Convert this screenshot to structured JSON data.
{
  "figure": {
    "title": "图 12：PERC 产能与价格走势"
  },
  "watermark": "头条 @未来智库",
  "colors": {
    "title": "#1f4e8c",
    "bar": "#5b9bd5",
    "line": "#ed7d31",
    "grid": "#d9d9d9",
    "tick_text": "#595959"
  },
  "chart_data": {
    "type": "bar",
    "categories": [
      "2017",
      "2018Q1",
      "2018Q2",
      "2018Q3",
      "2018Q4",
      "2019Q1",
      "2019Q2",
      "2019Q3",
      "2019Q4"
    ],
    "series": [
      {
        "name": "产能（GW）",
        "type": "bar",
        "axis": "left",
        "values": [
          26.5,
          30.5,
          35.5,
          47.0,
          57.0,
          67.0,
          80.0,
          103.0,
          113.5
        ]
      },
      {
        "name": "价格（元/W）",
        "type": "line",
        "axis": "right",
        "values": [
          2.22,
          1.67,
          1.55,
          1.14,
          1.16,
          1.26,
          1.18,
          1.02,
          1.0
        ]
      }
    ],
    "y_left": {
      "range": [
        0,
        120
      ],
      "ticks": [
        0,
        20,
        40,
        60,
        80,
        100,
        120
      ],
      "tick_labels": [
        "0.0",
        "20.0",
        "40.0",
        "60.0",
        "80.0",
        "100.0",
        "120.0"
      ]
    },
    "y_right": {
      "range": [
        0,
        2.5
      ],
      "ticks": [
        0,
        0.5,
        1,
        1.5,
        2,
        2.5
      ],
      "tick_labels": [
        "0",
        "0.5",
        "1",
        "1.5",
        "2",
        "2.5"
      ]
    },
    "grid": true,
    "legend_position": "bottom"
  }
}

Objective: From the data above, work out how many lines hold "title". Answer with the number alone.

Final answer: 2